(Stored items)
start

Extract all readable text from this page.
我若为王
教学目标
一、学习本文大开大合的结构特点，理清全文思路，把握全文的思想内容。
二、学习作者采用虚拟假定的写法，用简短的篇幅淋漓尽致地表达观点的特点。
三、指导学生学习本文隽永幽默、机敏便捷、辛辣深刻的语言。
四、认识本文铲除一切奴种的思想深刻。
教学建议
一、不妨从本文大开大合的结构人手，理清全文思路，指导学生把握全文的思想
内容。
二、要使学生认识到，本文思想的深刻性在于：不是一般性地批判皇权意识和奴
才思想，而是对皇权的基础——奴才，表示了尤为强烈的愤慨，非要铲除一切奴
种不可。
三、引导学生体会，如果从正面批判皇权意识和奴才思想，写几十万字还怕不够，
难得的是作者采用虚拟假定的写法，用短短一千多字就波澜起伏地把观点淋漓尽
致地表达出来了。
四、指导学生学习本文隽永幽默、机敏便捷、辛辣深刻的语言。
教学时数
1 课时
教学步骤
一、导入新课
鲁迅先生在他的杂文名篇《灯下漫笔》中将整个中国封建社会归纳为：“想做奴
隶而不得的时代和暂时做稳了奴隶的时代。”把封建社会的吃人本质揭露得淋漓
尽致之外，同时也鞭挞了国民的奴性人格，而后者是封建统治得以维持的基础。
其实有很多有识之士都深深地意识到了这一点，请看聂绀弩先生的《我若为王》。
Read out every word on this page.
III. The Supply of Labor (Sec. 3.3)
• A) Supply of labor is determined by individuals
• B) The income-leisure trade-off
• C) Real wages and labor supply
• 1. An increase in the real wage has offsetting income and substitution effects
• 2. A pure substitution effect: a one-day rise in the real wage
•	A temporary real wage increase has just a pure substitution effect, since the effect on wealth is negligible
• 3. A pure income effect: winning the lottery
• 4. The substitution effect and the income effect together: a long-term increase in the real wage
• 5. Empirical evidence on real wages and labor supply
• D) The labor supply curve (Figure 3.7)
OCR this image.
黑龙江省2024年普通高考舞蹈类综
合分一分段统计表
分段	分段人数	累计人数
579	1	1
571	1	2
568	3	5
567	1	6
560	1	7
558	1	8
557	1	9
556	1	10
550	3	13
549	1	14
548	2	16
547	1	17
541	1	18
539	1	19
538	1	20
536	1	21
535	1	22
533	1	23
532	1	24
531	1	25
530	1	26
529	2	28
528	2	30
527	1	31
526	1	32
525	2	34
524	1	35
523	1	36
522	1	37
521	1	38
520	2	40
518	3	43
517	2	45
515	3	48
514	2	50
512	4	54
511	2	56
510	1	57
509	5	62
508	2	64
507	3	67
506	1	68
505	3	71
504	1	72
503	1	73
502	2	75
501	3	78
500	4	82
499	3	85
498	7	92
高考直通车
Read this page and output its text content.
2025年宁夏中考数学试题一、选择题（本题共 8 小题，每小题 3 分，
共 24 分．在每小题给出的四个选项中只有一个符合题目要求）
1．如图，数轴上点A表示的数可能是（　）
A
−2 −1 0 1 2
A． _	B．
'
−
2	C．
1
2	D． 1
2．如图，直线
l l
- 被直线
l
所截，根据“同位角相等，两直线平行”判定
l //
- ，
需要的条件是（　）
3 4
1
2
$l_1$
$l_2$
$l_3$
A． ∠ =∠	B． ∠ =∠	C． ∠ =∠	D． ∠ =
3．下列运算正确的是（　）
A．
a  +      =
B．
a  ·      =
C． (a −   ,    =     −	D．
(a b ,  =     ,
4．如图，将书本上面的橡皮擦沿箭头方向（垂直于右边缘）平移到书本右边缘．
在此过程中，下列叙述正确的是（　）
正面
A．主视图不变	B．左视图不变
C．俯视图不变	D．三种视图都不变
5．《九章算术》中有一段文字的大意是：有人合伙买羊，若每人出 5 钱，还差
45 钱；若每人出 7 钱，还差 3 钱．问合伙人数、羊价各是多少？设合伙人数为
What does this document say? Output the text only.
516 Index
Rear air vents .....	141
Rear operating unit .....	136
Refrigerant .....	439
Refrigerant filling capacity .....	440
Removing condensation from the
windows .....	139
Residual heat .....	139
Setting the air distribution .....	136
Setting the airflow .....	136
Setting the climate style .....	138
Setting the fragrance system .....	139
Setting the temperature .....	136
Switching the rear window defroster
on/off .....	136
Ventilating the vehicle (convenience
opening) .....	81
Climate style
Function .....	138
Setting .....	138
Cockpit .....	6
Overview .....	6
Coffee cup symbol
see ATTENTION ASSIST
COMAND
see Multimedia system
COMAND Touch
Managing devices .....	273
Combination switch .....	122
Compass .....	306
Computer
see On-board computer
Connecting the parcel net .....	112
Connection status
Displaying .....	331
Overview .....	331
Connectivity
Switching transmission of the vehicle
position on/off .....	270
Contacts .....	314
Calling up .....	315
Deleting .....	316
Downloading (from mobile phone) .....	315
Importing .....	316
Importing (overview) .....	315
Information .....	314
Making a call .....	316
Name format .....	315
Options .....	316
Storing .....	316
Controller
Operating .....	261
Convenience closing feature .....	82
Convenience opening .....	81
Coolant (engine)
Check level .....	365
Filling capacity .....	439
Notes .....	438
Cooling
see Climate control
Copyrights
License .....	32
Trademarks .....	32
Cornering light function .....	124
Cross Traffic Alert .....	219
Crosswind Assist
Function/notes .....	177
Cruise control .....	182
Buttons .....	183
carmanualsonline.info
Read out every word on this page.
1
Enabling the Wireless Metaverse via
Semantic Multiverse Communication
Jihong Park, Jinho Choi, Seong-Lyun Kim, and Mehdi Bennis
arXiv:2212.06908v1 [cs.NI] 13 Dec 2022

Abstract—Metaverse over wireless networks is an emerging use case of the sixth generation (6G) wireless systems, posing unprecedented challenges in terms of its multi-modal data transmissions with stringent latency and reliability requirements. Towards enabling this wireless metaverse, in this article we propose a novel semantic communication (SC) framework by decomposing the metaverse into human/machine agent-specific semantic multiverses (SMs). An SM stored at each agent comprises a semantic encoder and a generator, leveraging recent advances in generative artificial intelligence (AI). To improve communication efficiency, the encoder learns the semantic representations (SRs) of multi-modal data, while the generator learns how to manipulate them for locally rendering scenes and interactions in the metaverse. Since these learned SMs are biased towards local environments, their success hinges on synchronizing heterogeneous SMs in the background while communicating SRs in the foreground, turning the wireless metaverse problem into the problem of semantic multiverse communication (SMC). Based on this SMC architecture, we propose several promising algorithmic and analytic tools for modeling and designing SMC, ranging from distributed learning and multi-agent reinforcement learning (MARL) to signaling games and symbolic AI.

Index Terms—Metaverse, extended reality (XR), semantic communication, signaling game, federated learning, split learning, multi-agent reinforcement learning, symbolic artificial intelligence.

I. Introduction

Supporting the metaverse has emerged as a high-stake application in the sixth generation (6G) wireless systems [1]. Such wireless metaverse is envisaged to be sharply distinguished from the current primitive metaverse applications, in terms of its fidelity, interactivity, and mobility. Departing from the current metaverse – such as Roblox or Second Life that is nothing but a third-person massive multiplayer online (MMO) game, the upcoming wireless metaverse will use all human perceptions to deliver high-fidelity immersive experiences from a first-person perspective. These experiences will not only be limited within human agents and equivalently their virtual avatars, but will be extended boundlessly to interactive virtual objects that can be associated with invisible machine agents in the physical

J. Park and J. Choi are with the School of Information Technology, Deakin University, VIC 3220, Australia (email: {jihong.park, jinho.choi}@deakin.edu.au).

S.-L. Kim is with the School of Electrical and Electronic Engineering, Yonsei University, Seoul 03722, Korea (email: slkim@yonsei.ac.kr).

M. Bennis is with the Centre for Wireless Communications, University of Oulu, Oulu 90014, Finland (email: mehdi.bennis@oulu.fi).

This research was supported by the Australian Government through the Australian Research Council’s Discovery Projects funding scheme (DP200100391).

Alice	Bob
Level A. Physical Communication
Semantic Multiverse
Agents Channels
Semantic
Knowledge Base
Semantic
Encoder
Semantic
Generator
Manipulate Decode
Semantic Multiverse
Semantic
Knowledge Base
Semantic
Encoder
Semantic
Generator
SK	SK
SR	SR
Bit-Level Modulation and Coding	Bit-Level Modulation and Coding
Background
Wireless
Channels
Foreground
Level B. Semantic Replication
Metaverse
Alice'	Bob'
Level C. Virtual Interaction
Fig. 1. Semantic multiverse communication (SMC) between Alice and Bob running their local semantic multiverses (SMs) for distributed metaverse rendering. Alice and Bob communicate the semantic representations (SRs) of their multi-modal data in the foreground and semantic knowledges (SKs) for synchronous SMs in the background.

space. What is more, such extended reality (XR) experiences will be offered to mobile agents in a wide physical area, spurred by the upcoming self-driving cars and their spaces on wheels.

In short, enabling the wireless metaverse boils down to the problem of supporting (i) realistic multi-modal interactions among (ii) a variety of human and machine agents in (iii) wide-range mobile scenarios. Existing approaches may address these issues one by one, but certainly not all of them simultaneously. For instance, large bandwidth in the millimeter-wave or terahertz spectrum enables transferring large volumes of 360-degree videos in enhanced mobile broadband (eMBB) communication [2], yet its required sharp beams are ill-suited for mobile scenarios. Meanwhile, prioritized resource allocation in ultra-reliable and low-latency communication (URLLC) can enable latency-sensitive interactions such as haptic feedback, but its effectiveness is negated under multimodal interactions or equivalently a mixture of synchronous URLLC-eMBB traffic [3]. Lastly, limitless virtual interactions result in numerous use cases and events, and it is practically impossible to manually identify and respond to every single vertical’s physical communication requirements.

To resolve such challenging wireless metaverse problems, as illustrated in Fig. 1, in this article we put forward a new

end

What needs to be done:
Locate all lines in the listing above with the word "Park". Copy them.

Exercise solution:
Jihong Park, Jinho Choi, Seong-Lyun Kim, and Mehdi Bennis
J. Park and J. Choi are with the School of Information Technology, Deakin University, VIC 3220, Australia (email: {jihong.park, jinho.choi}@deakin.edu.au).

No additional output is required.